Repeat, line for line, the entries printed below.

- - - - -

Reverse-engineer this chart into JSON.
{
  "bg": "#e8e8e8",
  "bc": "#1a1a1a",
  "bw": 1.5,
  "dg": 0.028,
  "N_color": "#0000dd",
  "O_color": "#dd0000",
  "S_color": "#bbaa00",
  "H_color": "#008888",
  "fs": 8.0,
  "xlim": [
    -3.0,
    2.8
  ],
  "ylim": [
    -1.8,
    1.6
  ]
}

- - - - -

# Finished answer:
Reverse-engineer this chart into JSON.
{
  "bg": "#e8e8e8",
  "bc": "#1a1a1a",
  "bw": 1.5,
  "dg": 0.028,
  "N_color": "#0000dd",
  "O_color": "#dd0000",
  "S_color": "#bbaa00",
  "H_color": "#008888",
  "fs": 8.0,
  "xlim": [
    -3.0,
    2.8
  ],
  "ylim": [
    -1.8,
    1.6
  ]
}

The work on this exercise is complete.